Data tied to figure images
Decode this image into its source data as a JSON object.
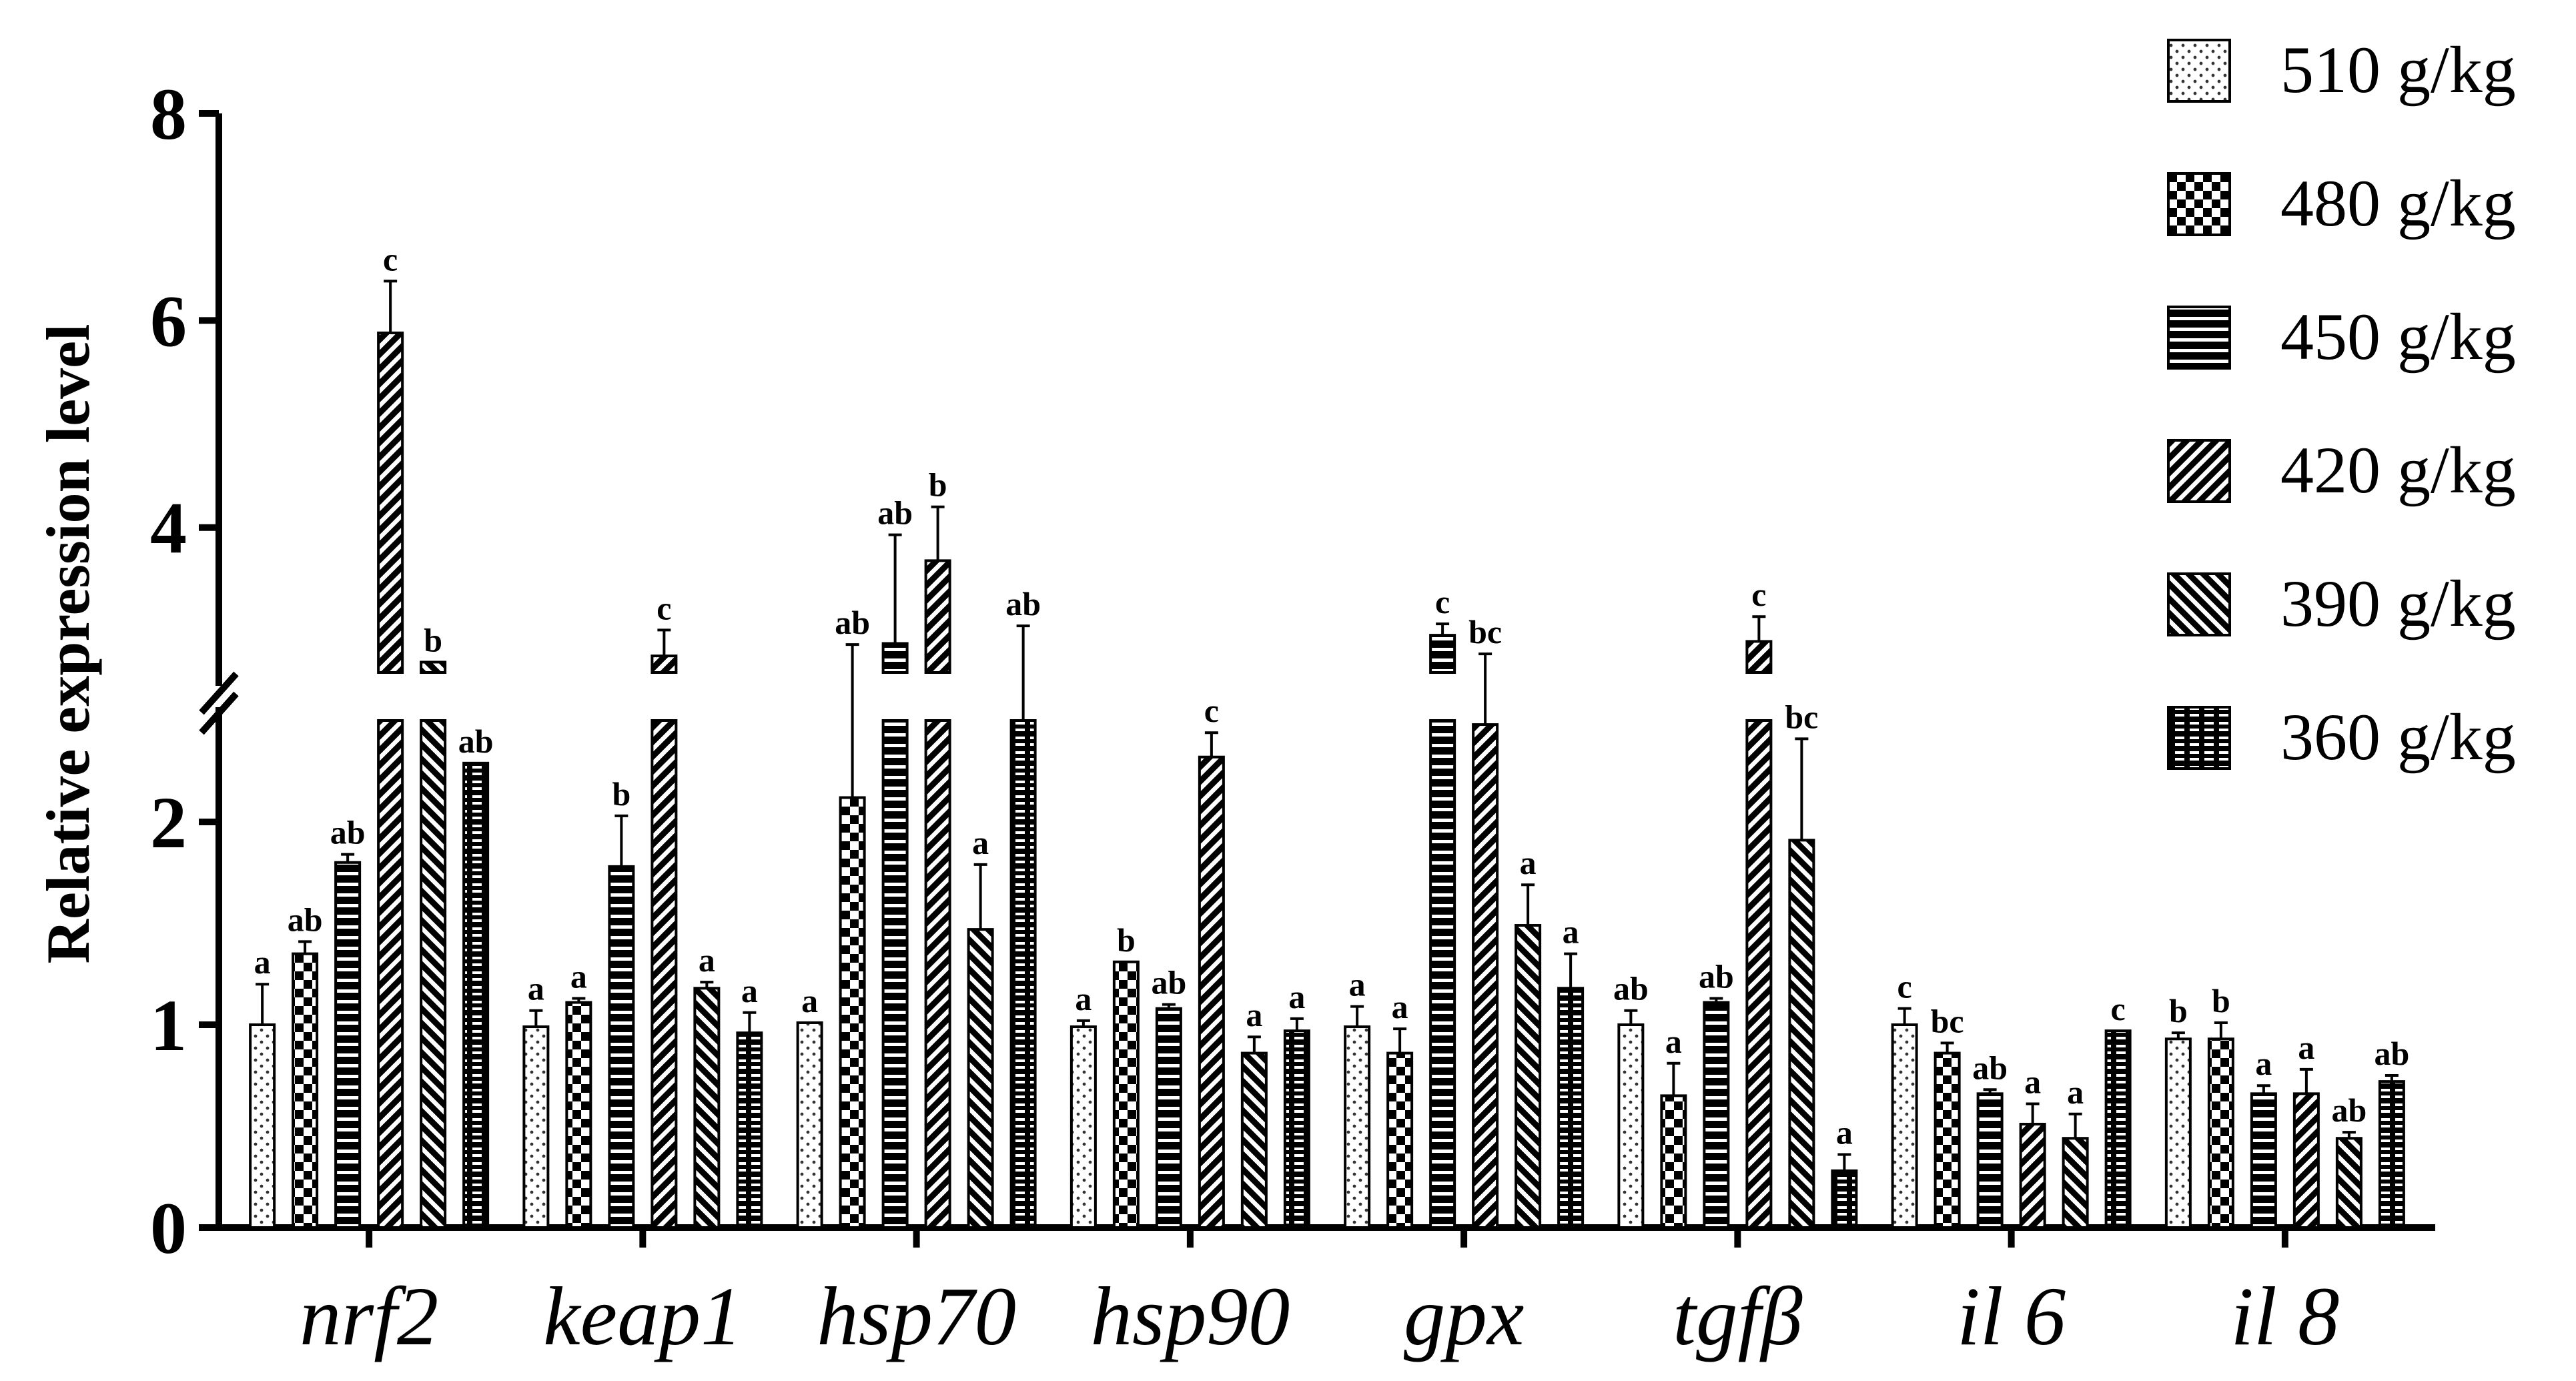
{
  "chart_data": {
    "type": "bar",
    "title": "",
    "xlabel": "",
    "ylabel": "Relative expression level",
    "yticks": [
      "0",
      "1",
      "2",
      "4",
      "6",
      "8"
    ],
    "ylim": [
      0,
      8
    ],
    "axis_break": [
      2.5,
      2.6
    ],
    "categories": [
      "nrf2",
      "keap1",
      "hsp70",
      "hsp90",
      "gpx",
      "tgfβ",
      "il 6",
      "il 8"
    ],
    "series": [
      {
        "name": "510 g/kg",
        "pattern": "dots",
        "values": [
          1.0,
          0.99,
          1.01,
          0.99,
          0.99,
          1.0,
          1.0,
          0.93
        ],
        "errors": [
          0.2,
          0.08,
          0.0,
          0.03,
          0.1,
          0.07,
          0.08,
          0.03
        ],
        "letters": [
          "a",
          "a",
          "a",
          "a",
          "a",
          "ab",
          "c",
          "b"
        ]
      },
      {
        "name": "480 g/kg",
        "pattern": "checker",
        "values": [
          1.35,
          1.11,
          2.12,
          1.31,
          0.86,
          0.65,
          0.86,
          0.93
        ],
        "errors": [
          0.06,
          0.02,
          0.75,
          0.0,
          0.12,
          0.16,
          0.05,
          0.08
        ],
        "letters": [
          "ab",
          "a",
          "ab",
          "b",
          "a",
          "a",
          "bc",
          "b"
        ]
      },
      {
        "name": "450 g/kg",
        "pattern": "hstripe",
        "values": [
          1.8,
          1.78,
          2.88,
          1.08,
          2.96,
          1.11,
          0.66,
          0.66
        ],
        "errors": [
          0.04,
          0.25,
          1.05,
          0.02,
          0.11,
          0.02,
          0.02,
          0.04
        ],
        "letters": [
          "ab",
          "b",
          "ab",
          "ab",
          "c",
          "ab",
          "ab",
          "a"
        ]
      },
      {
        "name": "420 g/kg",
        "pattern": "diag",
        "values": [
          5.88,
          2.76,
          3.68,
          2.32,
          2.48,
          2.9,
          0.51,
          0.66
        ],
        "errors": [
          0.5,
          0.25,
          0.52,
          0.12,
          0.3,
          0.24,
          0.1,
          0.12
        ],
        "letters": [
          "c",
          "c",
          "b",
          "c",
          "bc",
          "c",
          "a",
          "a"
        ]
      },
      {
        "name": "390 g/kg",
        "pattern": "antidiag",
        "values": [
          2.7,
          1.18,
          1.47,
          0.86,
          1.49,
          1.91,
          0.44,
          0.44
        ],
        "errors": [
          0.0,
          0.03,
          0.32,
          0.08,
          0.2,
          0.5,
          0.12,
          0.03
        ],
        "letters": [
          "b",
          "a",
          "a",
          "a",
          "a",
          "bc",
          "a",
          "ab"
        ]
      },
      {
        "name": "360 g/kg",
        "pattern": "grid",
        "values": [
          2.29,
          0.96,
          2.5,
          0.97,
          1.18,
          0.28,
          0.97,
          0.72
        ],
        "errors": [
          0.0,
          0.1,
          0.55,
          0.06,
          0.17,
          0.08,
          0.0,
          0.03
        ],
        "letters": [
          "ab",
          "a",
          "ab",
          "a",
          "a",
          "a",
          "c",
          "ab"
        ]
      }
    ],
    "legend_position": "top-right"
  }
}
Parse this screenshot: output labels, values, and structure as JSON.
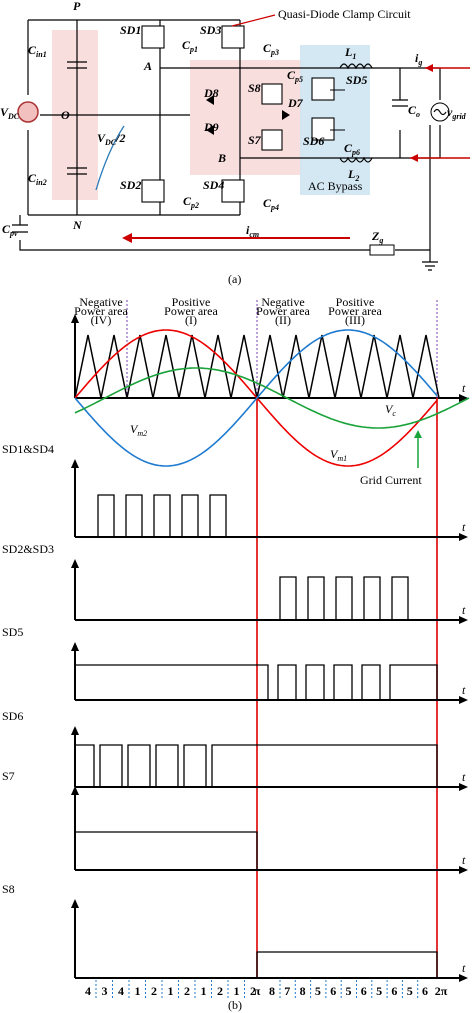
{
  "figure_a": {
    "caption": "(a)",
    "labels": [
      {
        "text": "P"
      },
      {
        "text": "O"
      },
      {
        "text": "N"
      },
      {
        "text": "A"
      },
      {
        "text": "B"
      },
      {
        "text": "C",
        "sub": "in1"
      },
      {
        "text": "C",
        "sub": "in2"
      },
      {
        "text": "V",
        "sub": "DC"
      },
      {
        "text": "C",
        "sub": "pv"
      },
      {
        "text": "SD1"
      },
      {
        "text": "C",
        "sub": "p1"
      },
      {
        "text": "SD3"
      },
      {
        "text": "C",
        "sub": "p3"
      },
      {
        "text": "SD2"
      },
      {
        "text": "C",
        "sub": "p2"
      },
      {
        "text": "SD4"
      },
      {
        "text": "C",
        "sub": "p4"
      },
      {
        "text": "S8"
      },
      {
        "text": "S7"
      },
      {
        "text": "D8"
      },
      {
        "text": "D9"
      },
      {
        "text": "D7"
      },
      {
        "text": "C",
        "sub": "p5"
      },
      {
        "text": "SD5"
      },
      {
        "text": "SD6"
      },
      {
        "text": "C",
        "sub": "p6"
      },
      {
        "text": "L",
        "sub": "1"
      },
      {
        "text": "L",
        "sub": "2"
      },
      {
        "text": "C",
        "sub": "o"
      },
      {
        "text": "i",
        "sub": "g"
      },
      {
        "text": "v",
        "sub": "grid"
      },
      {
        "text": "Z",
        "sub": "g"
      },
      {
        "text": "i",
        "sub": "cm"
      },
      {
        "text": "V",
        "sub": "DC",
        "after": "/2"
      }
    ],
    "clamp_title": "Quasi-Diode Clamp Circuit",
    "bypass_title": "AC Bypass"
  },
  "figure_b": {
    "caption": "(b)",
    "areas": [
      [
        "Negative",
        "Power area",
        "(IV)"
      ],
      [
        "Positive",
        "Power area",
        "(I)"
      ],
      [
        "Negative",
        "Power area",
        "(II)"
      ],
      [
        "Positive",
        "Power area",
        "(III)"
      ]
    ],
    "axis_variable": "t",
    "curves": [
      {
        "text": "V",
        "sub": "c"
      },
      {
        "text": "V",
        "sub": "m2"
      },
      {
        "text": "V",
        "sub": "m1"
      },
      {
        "text": "Grid Current"
      }
    ],
    "signals": [
      "SD1&SD4",
      "SD2&SD3",
      "SD5",
      "SD6",
      "S7",
      "S8"
    ],
    "sectors": [
      "4",
      "3",
      "4",
      "1",
      "2",
      "1",
      "2",
      "1",
      "2",
      "1",
      "2",
      "π",
      "8",
      "7",
      "8",
      "5",
      "6",
      "5",
      "6",
      "5",
      "6",
      "5",
      "6",
      "2π"
    ]
  }
}
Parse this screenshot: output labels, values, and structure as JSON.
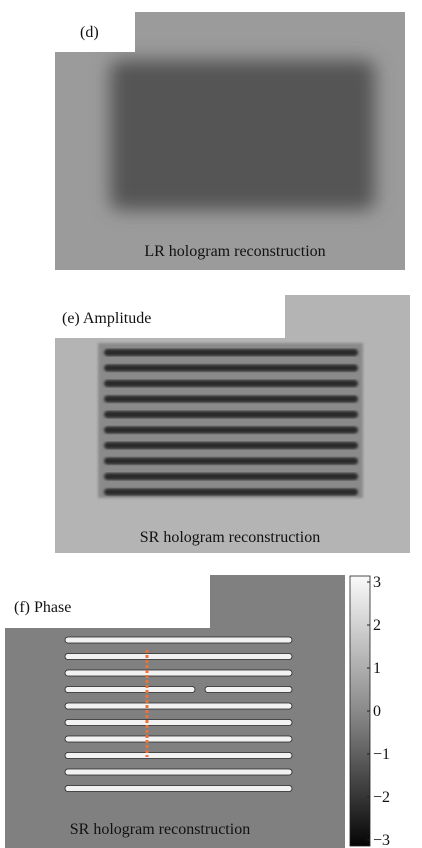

Instructions to follow: Search the data for "name". Copy every matching line.

Reply:
        "name": "510 g/kg",
        "name": "480 g/kg",
        "name": "450 g/kg",
        "name": "420 g/kg",
        "name": "390 g/kg",
        "name": "360 g/kg",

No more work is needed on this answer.